GIVEN REQUEST: Extract the complete listing and output it unchanged.

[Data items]
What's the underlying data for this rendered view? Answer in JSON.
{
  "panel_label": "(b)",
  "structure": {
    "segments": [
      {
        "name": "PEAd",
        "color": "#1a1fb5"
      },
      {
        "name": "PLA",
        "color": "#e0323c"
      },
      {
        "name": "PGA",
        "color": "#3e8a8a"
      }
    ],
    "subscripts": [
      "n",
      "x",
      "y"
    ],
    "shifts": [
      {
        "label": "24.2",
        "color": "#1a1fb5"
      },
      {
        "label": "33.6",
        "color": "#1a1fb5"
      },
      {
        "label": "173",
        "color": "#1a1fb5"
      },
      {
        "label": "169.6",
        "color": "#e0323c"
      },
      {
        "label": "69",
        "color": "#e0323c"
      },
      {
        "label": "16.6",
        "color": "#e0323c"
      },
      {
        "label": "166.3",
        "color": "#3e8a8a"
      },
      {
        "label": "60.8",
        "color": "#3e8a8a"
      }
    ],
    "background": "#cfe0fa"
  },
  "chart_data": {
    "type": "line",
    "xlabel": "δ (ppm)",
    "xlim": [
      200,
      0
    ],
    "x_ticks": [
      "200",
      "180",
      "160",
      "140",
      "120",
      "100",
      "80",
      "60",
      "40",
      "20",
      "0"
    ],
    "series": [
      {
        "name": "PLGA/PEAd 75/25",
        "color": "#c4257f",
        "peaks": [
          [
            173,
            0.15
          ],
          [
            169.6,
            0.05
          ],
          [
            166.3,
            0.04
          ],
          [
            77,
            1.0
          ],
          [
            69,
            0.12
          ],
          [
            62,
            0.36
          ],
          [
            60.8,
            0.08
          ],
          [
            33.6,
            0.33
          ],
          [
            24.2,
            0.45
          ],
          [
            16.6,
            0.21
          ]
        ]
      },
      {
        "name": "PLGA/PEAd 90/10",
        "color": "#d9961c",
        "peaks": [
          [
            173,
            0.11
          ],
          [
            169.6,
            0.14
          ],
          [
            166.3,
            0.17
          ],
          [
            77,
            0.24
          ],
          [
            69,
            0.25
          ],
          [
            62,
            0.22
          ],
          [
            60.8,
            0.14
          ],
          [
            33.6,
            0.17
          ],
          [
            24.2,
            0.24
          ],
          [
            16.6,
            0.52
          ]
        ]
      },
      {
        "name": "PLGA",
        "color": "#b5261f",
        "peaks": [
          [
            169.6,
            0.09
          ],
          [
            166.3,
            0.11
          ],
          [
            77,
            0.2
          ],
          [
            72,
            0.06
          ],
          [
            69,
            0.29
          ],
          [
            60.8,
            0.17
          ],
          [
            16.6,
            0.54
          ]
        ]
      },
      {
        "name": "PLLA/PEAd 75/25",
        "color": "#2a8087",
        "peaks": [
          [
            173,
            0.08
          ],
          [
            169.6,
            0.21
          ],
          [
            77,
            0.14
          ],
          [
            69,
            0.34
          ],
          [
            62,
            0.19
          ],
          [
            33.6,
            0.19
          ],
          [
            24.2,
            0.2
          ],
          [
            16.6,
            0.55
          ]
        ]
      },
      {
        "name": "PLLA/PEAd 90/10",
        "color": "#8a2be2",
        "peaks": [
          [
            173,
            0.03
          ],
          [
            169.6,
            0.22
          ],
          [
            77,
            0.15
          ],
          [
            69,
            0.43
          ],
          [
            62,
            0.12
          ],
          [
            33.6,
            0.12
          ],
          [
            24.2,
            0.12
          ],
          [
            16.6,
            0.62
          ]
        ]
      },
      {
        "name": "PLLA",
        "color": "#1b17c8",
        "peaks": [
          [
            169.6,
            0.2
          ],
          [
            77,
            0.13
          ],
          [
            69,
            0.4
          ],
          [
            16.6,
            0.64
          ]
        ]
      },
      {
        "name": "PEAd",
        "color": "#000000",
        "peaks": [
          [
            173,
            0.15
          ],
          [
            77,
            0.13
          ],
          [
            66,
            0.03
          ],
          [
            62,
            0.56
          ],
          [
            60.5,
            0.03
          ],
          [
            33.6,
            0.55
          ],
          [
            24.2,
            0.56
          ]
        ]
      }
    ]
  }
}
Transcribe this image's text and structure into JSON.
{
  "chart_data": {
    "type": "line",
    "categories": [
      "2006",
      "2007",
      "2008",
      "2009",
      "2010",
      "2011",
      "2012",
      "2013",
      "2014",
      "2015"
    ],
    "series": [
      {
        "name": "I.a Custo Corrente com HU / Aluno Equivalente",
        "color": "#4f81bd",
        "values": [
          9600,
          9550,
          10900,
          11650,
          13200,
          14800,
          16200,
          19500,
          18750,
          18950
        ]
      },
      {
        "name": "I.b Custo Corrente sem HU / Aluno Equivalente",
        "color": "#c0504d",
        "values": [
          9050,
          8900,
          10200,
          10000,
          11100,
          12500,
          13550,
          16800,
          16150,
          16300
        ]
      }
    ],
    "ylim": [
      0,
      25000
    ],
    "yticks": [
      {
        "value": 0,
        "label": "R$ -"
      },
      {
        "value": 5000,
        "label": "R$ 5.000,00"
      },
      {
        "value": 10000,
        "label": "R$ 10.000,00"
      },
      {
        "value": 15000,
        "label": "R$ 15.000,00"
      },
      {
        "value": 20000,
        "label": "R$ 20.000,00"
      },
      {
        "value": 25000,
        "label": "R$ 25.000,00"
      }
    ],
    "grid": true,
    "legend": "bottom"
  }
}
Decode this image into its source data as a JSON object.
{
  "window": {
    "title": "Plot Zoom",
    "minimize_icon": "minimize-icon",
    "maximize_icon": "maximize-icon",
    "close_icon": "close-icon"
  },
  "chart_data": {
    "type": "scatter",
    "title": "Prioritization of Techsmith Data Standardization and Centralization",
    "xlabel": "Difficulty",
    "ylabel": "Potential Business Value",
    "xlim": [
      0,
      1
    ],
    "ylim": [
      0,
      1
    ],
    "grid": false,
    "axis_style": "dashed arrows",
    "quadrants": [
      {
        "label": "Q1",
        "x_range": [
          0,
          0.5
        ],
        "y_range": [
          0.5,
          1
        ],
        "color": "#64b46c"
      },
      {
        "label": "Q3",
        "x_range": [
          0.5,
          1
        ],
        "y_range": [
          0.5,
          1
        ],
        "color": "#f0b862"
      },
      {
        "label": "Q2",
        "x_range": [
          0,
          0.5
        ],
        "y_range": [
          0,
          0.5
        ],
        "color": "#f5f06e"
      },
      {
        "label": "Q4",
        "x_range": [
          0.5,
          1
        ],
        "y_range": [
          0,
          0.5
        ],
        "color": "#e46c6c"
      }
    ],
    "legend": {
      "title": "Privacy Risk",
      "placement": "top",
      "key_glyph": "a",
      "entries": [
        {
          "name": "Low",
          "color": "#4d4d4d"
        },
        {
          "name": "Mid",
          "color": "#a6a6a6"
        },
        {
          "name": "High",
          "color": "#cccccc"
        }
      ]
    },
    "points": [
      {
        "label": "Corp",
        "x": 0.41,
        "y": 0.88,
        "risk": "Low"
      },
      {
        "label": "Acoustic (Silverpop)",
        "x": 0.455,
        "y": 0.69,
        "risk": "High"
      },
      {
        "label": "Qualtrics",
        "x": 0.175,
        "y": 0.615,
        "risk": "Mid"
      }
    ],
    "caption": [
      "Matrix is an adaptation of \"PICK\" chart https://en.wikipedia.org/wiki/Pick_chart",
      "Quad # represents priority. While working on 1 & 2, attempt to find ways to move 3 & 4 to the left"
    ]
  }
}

FULL SOLUTION:
What's the underlying data for this rendered view? Answer in JSON.
{
  "panel_label": "(b)",
  "structure": {
    "segments": [
      {
        "name": "PEAd",
        "color": "#1a1fb5"
      },
      {
        "name": "PLA",
        "color": "#e0323c"
      },
      {
        "name": "PGA",
        "color": "#3e8a8a"
      }
    ],
    "subscripts": [
      "n",
      "x",
      "y"
    ],
    "shifts": [
      {
        "label": "24.2",
        "color": "#1a1fb5"
      },
      {
        "label": "33.6",
        "color": "#1a1fb5"
      },
      {
        "label": "173",
        "color": "#1a1fb5"
      },
      {
        "label": "169.6",
        "color": "#e0323c"
      },
      {
        "label": "69",
        "color": "#e0323c"
      },
      {
        "label": "16.6",
        "color": "#e0323c"
      },
      {
        "label": "166.3",
        "color": "#3e8a8a"
      },
      {
        "label": "60.8",
        "color": "#3e8a8a"
      }
    ],
    "background": "#cfe0fa"
  },
  "chart_data": {
    "type": "line",
    "xlabel": "δ (ppm)",
    "xlim": [
      200,
      0
    ],
    "x_ticks": [
      "200",
      "180",
      "160",
      "140",
      "120",
      "100",
      "80",
      "60",
      "40",
      "20",
      "0"
    ],
    "series": [
      {
        "name": "PLGA/PEAd 75/25",
        "color": "#c4257f",
        "peaks": [
          [
            173,
            0.15
          ],
          [
            169.6,
            0.05
          ],
          [
            166.3,
            0.04
          ],
          [
            77,
            1.0
          ],
          [
            69,
            0.12
          ],
          [
            62,
            0.36
          ],
          [
            60.8,
            0.08
          ],
          [
            33.6,
            0.33
          ],
          [
            24.2,
            0.45
          ],
          [
            16.6,
            0.21
          ]
        ]
      },
      {
        "name": "PLGA/PEAd 90/10",
        "color": "#d9961c",
        "peaks": [
          [
            173,
            0.11
          ],
          [
            169.6,
            0.14
          ],
          [
            166.3,
            0.17
          ],
          [
            77,
            0.24
          ],
          [
            69,
            0.25
          ],
          [
            62,
            0.22
          ],
          [
            60.8,
            0.14
          ],
          [
            33.6,
            0.17
          ],
          [
            24.2,
            0.24
          ],
          [
            16.6,
            0.52
          ]
        ]
      },
      {
        "name": "PLGA",
        "color": "#b5261f",
        "peaks": [
          [
            169.6,
            0.09
          ],
          [
            166.3,
            0.11
          ],
          [
            77,
            0.2
          ],
          [
            72,
            0.06
          ],
          [
            69,
            0.29
          ],
          [
            60.8,
            0.17
          ],
          [
            16.6,
            0.54
          ]
        ]
      },
      {
        "name": "PLLA/PEAd 75/25",
        "color": "#2a8087",
        "peaks": [
          [
            173,
            0.08
          ],
          [
            169.6,
            0.21
          ],
          [
            77,
            0.14
          ],
          [
            69,
            0.34
          ],
          [
            62,
            0.19
          ],
          [
            33.6,
            0.19
          ],
          [
            24.2,
            0.2
          ],
          [
            16.6,
            0.55
          ]
        ]
      },
      {
        "name": "PLLA/PEAd 90/10",
        "color": "#8a2be2",
        "peaks": [
          [
            173,
            0.03
          ],
          [
            169.6,
            0.22
          ],
          [
            77,
            0.15
          ],
          [
            69,
            0.43
          ],
          [
            62,
            0.12
          ],
          [
            33.6,
            0.12
          ],
          [
            24.2,
            0.12
          ],
          [
            16.6,
            0.62
          ]
        ]
      },
      {
        "name": "PLLA",
        "color": "#1b17c8",
        "peaks": [
          [
            169.6,
            0.2
          ],
          [
            77,
            0.13
          ],
          [
            69,
            0.4
          ],
          [
            16.6,
            0.64
          ]
        ]
      },
      {
        "name": "PEAd",
        "color": "#000000",
        "peaks": [
          [
            173,
            0.15
          ],
          [
            77,
            0.13
          ],
          [
            66,
            0.03
          ],
          [
            62,
            0.56
          ],
          [
            60.5,
            0.03
          ],
          [
            33.6,
            0.55
          ],
          [
            24.2,
            0.56
          ]
        ]
      }
    ]
  }
}
Transcribe this image's text and structure into JSON.
{
  "chart_data": {
    "type": "line",
    "categories": [
      "2006",
      "2007",
      "2008",
      "2009",
      "2010",
      "2011",
      "2012",
      "2013",
      "2014",
      "2015"
    ],
    "series": [
      {
        "name": "I.a Custo Corrente com HU / Aluno Equivalente",
        "color": "#4f81bd",
        "values": [
          9600,
          9550,
          10900,
          11650,
          13200,
          14800,
          16200,
          19500,
          18750,
          18950
        ]
      },
      {
        "name": "I.b Custo Corrente sem HU / Aluno Equivalente",
        "color": "#c0504d",
        "values": [
          9050,
          8900,
          10200,
          10000,
          11100,
          12500,
          13550,
          16800,
          16150,
          16300
        ]
      }
    ],
    "ylim": [
      0,
      25000
    ],
    "yticks": [
      {
        "value": 0,
        "label": "R$ -"
      },
      {
        "value": 5000,
        "label": "R$ 5.000,00"
      },
      {
        "value": 10000,
        "label": "R$ 10.000,00"
      },
      {
        "value": 15000,
        "label": "R$ 15.000,00"
      },
      {
        "value": 20000,
        "label": "R$ 20.000,00"
      },
      {
        "value": 25000,
        "label": "R$ 25.000,00"
      }
    ],
    "grid": true,
    "legend": "bottom"
  }
}
Decode this image into its source data as a JSON object.
{
  "window": {
    "title": "Plot Zoom",
    "minimize_icon": "minimize-icon",
    "maximize_icon": "maximize-icon",
    "close_icon": "close-icon"
  },
  "chart_data": {
    "type": "scatter",
    "title": "Prioritization of Techsmith Data Standardization and Centralization",
    "xlabel": "Difficulty",
    "ylabel": "Potential Business Value",
    "xlim": [
      0,
      1
    ],
    "ylim": [
      0,
      1
    ],
    "grid": false,
    "axis_style": "dashed arrows",
    "quadrants": [
      {
        "label": "Q1",
        "x_range": [
          0,
          0.5
        ],
        "y_range": [
          0.5,
          1
        ],
        "color": "#64b46c"
      },
      {
        "label": "Q3",
        "x_range": [
          0.5,
          1
        ],
        "y_range": [
          0.5,
          1
        ],
        "color": "#f0b862"
      },
      {
        "label": "Q2",
        "x_range": [
          0,
          0.5
        ],
        "y_range": [
          0,
          0.5
        ],
        "color": "#f5f06e"
      },
      {
        "label": "Q4",
        "x_range": [
          0.5,
          1
        ],
        "y_range": [
          0,
          0.5
        ],
        "color": "#e46c6c"
      }
    ],
    "legend": {
      "title": "Privacy Risk",
      "placement": "top",
      "key_glyph": "a",
      "entries": [
        {
          "name": "Low",
          "color": "#4d4d4d"
        },
        {
          "name": "Mid",
          "color": "#a6a6a6"
        },
        {
          "name": "High",
          "color": "#cccccc"
        }
      ]
    },
    "points": [
      {
        "label": "Corp",
        "x": 0.41,
        "y": 0.88,
        "risk": "Low"
      },
      {
        "label": "Acoustic (Silverpop)",
        "x": 0.455,
        "y": 0.69,
        "risk": "High"
      },
      {
        "label": "Qualtrics",
        "x": 0.175,
        "y": 0.615,
        "risk": "Mid"
      }
    ],
    "caption": [
      "Matrix is an adaptation of \"PICK\" chart https://en.wikipedia.org/wiki/Pick_chart",
      "Quad # represents priority. While working on 1 & 2, attempt to find ways to move 3 & 4 to the left"
    ]
  }
}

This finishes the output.